Work to be completed — Copy all lines below exactly as written. Leave pictures out.

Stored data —
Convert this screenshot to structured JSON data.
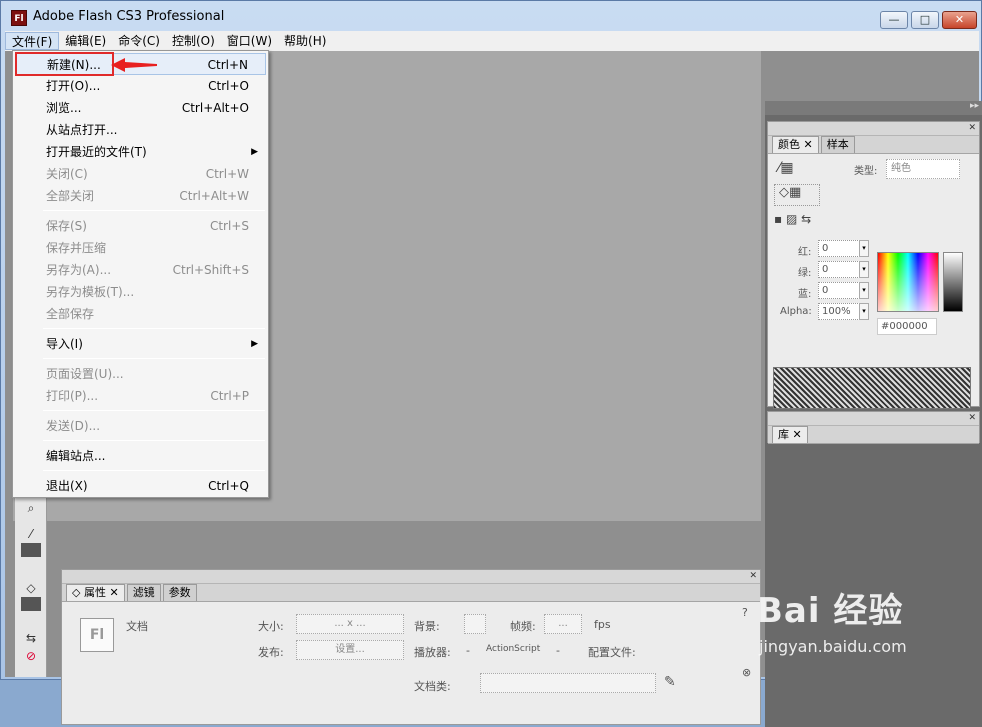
{
  "window": {
    "app_icon": "Fl",
    "title": "Adobe Flash CS3 Professional",
    "min": "—",
    "max": "□",
    "close": "✕"
  },
  "menubar": [
    "文件(F)",
    "编辑(E)",
    "命令(C)",
    "控制(O)",
    "窗口(W)",
    "帮助(H)"
  ],
  "file_menu": {
    "items": [
      {
        "label": "新建(N)...",
        "shortcut": "Ctrl+N",
        "disabled": false,
        "highlight": true
      },
      {
        "label": "打开(O)...",
        "shortcut": "Ctrl+O",
        "disabled": false
      },
      {
        "label": "浏览...",
        "shortcut": "Ctrl+Alt+O",
        "disabled": false
      },
      {
        "label": "从站点打开...",
        "shortcut": "",
        "disabled": false
      },
      {
        "label": "打开最近的文件(T)",
        "shortcut": "",
        "disabled": false,
        "submenu": true
      },
      {
        "label": "关闭(C)",
        "shortcut": "Ctrl+W",
        "disabled": true
      },
      {
        "label": "全部关闭",
        "shortcut": "Ctrl+Alt+W",
        "disabled": true
      },
      {
        "sep": true
      },
      {
        "label": "保存(S)",
        "shortcut": "Ctrl+S",
        "disabled": true
      },
      {
        "label": "保存并压缩",
        "shortcut": "",
        "disabled": true
      },
      {
        "label": "另存为(A)...",
        "shortcut": "Ctrl+Shift+S",
        "disabled": true
      },
      {
        "label": "另存为模板(T)...",
        "shortcut": "",
        "disabled": true
      },
      {
        "label": "全部保存",
        "shortcut": "",
        "disabled": true
      },
      {
        "sep": true
      },
      {
        "label": "导入(I)",
        "shortcut": "",
        "disabled": false,
        "submenu": true
      },
      {
        "sep": true
      },
      {
        "label": "页面设置(U)...",
        "shortcut": "",
        "disabled": true
      },
      {
        "label": "打印(P)...",
        "shortcut": "Ctrl+P",
        "disabled": true
      },
      {
        "sep": true
      },
      {
        "label": "发送(D)...",
        "shortcut": "",
        "disabled": true
      },
      {
        "sep": true
      },
      {
        "label": "编辑站点...",
        "shortcut": "",
        "disabled": false
      },
      {
        "sep": true
      },
      {
        "label": "退出(X)",
        "shortcut": "Ctrl+Q",
        "disabled": false
      }
    ]
  },
  "color_panel": {
    "tabs": [
      "颜色",
      "样本"
    ],
    "type_label": "类型:",
    "type_value": "纯色",
    "red_label": "红:",
    "green_label": "绿:",
    "blue_label": "蓝:",
    "alpha_label": "Alpha:",
    "red": "0",
    "green": "0",
    "blue": "0",
    "alpha": "100%",
    "hex": "#000000"
  },
  "library_panel": {
    "tabs": [
      "库"
    ]
  },
  "properties_panel": {
    "tabs": [
      "属性",
      "滤镜",
      "参数"
    ],
    "doc_label": "文档",
    "size_label": "大小:",
    "size_value": "... x ...",
    "bg_label": "背景:",
    "fps_label": "帧频:",
    "fps_value": "...",
    "fps_unit": "fps",
    "publish_label": "发布:",
    "settings_button": "设置...",
    "player_label": "播放器:",
    "player_value": "-",
    "as_value": "ActionScript",
    "as_dash": "-",
    "profile_label": "配置文件:",
    "doc_class_label": "文档类:"
  },
  "watermark": {
    "logo": "Bai 经验",
    "url": "jingyan.baidu.com"
  }
}
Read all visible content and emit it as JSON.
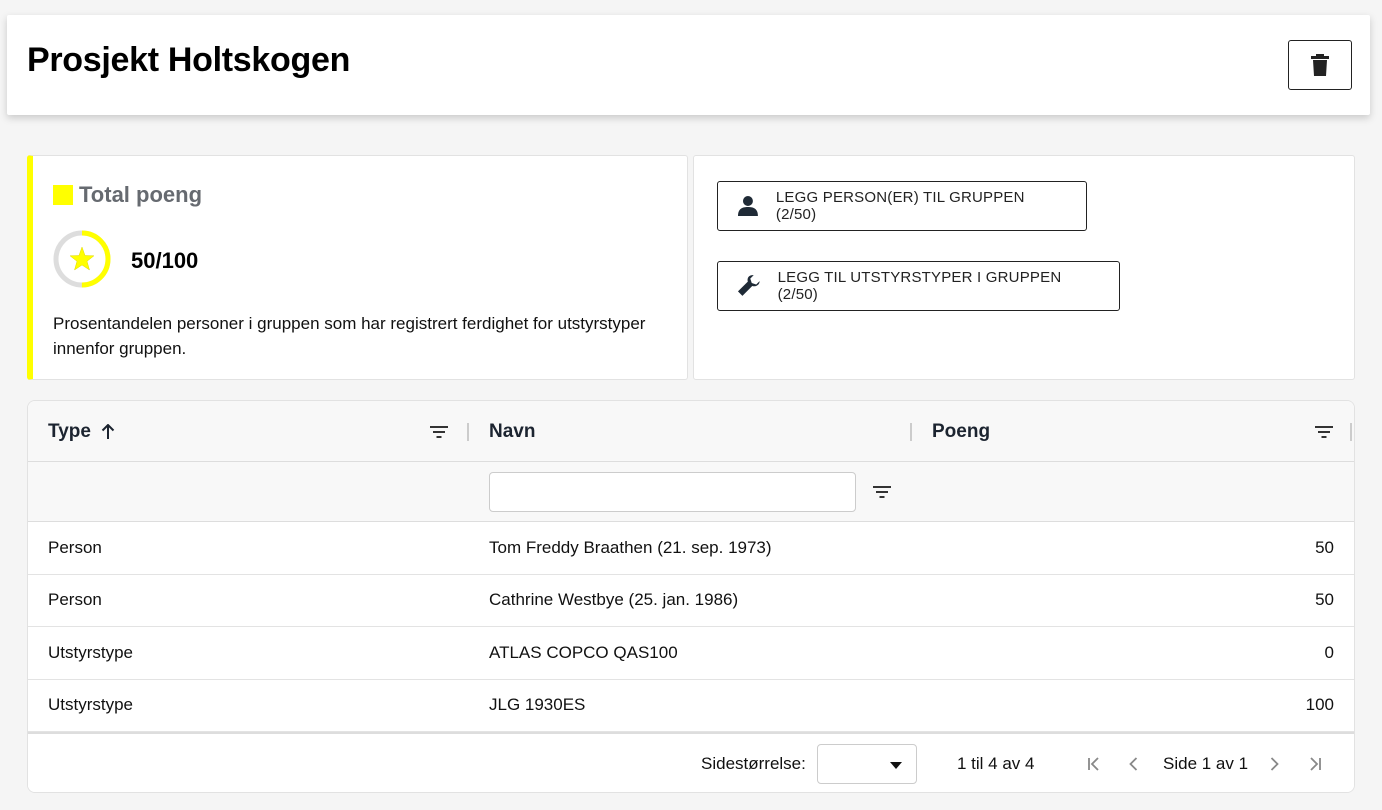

Response —
Convert this screenshot to structured JSON data.
{
  "window": {
    "app_icon": "Fl",
    "title": "Adobe Flash CS3 Professional",
    "min": "—",
    "max": "□",
    "close": "✕"
  },
  "menubar": [
    "文件(F)",
    "编辑(E)",
    "命令(C)",
    "控制(O)",
    "窗口(W)",
    "帮助(H)"
  ],
  "file_menu": {
    "items": [
      {
        "label": "新建(N)...",
        "shortcut": "Ctrl+N",
        "disabled": false,
        "highlight": true
      },
      {
        "label": "打开(O)...",
        "shortcut": "Ctrl+O",
        "disabled": false
      },
      {
        "label": "浏览...",
        "shortcut": "Ctrl+Alt+O",
        "disabled": false
      },
      {
        "label": "从站点打开...",
        "shortcut": "",
        "disabled": false
      },
      {
        "label": "打开最近的文件(T)",
        "shortcut": "",
        "disabled": false,
        "submenu": true
      },
      {
        "label": "关闭(C)",
        "shortcut": "Ctrl+W",
        "disabled": true
      },
      {
        "label": "全部关闭",
        "shortcut": "Ctrl+Alt+W",
        "disabled": true
      },
      {
        "sep": true
      },
      {
        "label": "保存(S)",
        "shortcut": "Ctrl+S",
        "disabled": true
      },
      {
        "label": "保存并压缩",
        "shortcut": "",
        "disabled": true
      },
      {
        "label": "另存为(A)...",
        "shortcut": "Ctrl+Shift+S",
        "disabled": true
      },
      {
        "label": "另存为模板(T)...",
        "shortcut": "",
        "disabled": true
      },
      {
        "label": "全部保存",
        "shortcut": "",
        "disabled": true
      },
      {
        "sep": true
      },
      {
        "label": "导入(I)",
        "shortcut": "",
        "disabled": false,
        "submenu": true
      },
      {
        "sep": true
      },
      {
        "label": "页面设置(U)...",
        "shortcut": "",
        "disabled": true
      },
      {
        "label": "打印(P)...",
        "shortcut": "Ctrl+P",
        "disabled": true
      },
      {
        "sep": true
      },
      {
        "label": "发送(D)...",
        "shortcut": "",
        "disabled": true
      },
      {
        "sep": true
      },
      {
        "label": "编辑站点...",
        "shortcut": "",
        "disabled": false
      },
      {
        "sep": true
      },
      {
        "label": "退出(X)",
        "shortcut": "Ctrl+Q",
        "disabled": false
      }
    ]
  },
  "color_panel": {
    "tabs": [
      "颜色",
      "样本"
    ],
    "type_label": "类型:",
    "type_value": "纯色",
    "red_label": "红:",
    "green_label": "绿:",
    "blue_label": "蓝:",
    "alpha_label": "Alpha:",
    "red": "0",
    "green": "0",
    "blue": "0",
    "alpha": "100%",
    "hex": "#000000"
  },
  "library_panel": {
    "tabs": [
      "库"
    ]
  },
  "properties_panel": {
    "tabs": [
      "属性",
      "滤镜",
      "参数"
    ],
    "doc_label": "文档",
    "size_label": "大小:",
    "size_value": "... x ...",
    "bg_label": "背景:",
    "fps_label": "帧频:",
    "fps_value": "...",
    "fps_unit": "fps",
    "publish_label": "发布:",
    "settings_button": "设置...",
    "player_label": "播放器:",
    "player_value": "-",
    "as_value": "ActionScript",
    "as_dash": "-",
    "profile_label": "配置文件:",
    "doc_class_label": "文档类:"
  },
  "watermark": {
    "logo": "Bai 经验",
    "url": "jingyan.baidu.com"
  }
}
Read all visible content and emit it as JSON.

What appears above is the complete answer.